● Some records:

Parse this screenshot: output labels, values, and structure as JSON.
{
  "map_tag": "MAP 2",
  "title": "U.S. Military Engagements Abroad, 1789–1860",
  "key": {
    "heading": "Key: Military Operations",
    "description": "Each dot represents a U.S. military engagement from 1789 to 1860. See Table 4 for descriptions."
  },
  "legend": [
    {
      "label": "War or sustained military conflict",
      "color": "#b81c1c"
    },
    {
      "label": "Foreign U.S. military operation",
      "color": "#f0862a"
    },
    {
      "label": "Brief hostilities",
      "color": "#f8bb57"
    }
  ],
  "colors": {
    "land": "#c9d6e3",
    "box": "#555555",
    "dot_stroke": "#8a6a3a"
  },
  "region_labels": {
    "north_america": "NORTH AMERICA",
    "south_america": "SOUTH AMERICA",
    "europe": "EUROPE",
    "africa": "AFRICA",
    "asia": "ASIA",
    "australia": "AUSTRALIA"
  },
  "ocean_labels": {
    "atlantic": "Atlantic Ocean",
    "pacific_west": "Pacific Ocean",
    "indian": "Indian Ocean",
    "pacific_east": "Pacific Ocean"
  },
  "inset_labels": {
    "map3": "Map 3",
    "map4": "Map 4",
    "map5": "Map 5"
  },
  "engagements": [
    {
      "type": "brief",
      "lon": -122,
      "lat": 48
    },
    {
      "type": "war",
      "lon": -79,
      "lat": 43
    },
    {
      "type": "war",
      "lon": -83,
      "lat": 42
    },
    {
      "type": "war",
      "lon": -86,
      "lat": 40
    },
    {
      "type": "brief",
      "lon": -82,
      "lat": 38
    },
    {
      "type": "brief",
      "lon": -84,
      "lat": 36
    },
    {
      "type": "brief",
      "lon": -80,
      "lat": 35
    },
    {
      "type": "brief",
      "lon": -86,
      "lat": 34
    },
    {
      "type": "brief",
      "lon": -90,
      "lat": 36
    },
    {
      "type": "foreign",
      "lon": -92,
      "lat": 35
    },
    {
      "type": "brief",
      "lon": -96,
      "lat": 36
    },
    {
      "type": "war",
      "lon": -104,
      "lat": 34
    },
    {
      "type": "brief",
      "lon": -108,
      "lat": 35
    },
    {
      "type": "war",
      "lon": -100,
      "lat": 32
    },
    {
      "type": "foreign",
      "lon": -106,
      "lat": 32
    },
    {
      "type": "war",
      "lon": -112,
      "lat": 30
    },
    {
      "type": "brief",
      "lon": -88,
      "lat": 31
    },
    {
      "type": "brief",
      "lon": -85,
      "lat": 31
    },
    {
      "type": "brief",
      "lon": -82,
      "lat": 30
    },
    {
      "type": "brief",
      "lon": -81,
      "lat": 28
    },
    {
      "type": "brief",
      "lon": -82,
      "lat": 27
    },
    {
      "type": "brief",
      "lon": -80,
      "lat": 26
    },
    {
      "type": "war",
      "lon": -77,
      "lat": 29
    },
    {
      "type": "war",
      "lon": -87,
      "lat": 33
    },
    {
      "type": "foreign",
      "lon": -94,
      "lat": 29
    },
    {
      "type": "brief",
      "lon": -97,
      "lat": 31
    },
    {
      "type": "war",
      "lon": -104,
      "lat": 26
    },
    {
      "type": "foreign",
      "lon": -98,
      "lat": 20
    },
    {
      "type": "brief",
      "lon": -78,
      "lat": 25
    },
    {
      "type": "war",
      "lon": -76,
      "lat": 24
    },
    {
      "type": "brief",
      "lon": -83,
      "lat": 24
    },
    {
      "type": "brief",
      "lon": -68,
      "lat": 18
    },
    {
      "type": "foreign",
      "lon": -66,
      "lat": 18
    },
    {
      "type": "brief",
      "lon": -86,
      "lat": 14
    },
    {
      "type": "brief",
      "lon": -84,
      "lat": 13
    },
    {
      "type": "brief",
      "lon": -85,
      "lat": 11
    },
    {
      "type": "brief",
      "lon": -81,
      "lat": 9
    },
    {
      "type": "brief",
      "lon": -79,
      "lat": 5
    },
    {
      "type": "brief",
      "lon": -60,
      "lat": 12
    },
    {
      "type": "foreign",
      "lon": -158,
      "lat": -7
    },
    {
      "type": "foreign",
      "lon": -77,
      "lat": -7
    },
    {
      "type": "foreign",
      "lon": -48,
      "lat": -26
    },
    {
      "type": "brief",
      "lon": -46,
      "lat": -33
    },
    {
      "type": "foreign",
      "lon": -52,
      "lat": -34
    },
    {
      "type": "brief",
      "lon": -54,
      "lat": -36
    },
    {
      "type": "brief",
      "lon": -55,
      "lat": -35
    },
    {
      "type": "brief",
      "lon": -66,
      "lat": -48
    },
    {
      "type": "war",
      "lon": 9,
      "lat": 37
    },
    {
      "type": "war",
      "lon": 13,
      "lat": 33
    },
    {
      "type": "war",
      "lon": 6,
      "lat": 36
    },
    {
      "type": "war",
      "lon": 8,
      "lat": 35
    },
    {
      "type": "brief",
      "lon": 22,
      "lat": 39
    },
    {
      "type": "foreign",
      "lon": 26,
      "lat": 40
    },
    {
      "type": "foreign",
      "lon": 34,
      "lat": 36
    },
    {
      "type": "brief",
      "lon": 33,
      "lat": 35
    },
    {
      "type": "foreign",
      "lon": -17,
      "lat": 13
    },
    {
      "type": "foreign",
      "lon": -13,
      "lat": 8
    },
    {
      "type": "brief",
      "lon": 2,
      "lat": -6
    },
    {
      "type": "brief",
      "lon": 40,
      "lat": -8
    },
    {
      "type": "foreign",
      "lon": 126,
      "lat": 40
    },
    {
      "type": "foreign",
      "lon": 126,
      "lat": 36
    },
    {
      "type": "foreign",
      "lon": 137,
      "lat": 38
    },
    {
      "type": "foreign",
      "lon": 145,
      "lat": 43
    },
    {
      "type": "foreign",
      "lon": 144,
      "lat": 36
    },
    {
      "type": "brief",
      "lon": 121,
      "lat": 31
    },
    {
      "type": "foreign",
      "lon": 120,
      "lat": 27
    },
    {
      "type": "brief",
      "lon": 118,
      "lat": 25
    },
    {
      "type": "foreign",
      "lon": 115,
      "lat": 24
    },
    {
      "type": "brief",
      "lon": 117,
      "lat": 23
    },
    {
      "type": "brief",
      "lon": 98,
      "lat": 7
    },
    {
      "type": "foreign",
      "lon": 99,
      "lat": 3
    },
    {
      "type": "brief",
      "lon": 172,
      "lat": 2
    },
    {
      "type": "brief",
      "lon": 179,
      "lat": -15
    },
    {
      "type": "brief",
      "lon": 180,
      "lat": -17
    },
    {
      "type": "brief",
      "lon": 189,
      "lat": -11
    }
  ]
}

● Required task:
Isolate each line of the listing above that includes "Pacific". Copy it.

● Full answer:
    "pacific_west": "Pacific Ocean",
    "pacific_east": "Pacific Ocean"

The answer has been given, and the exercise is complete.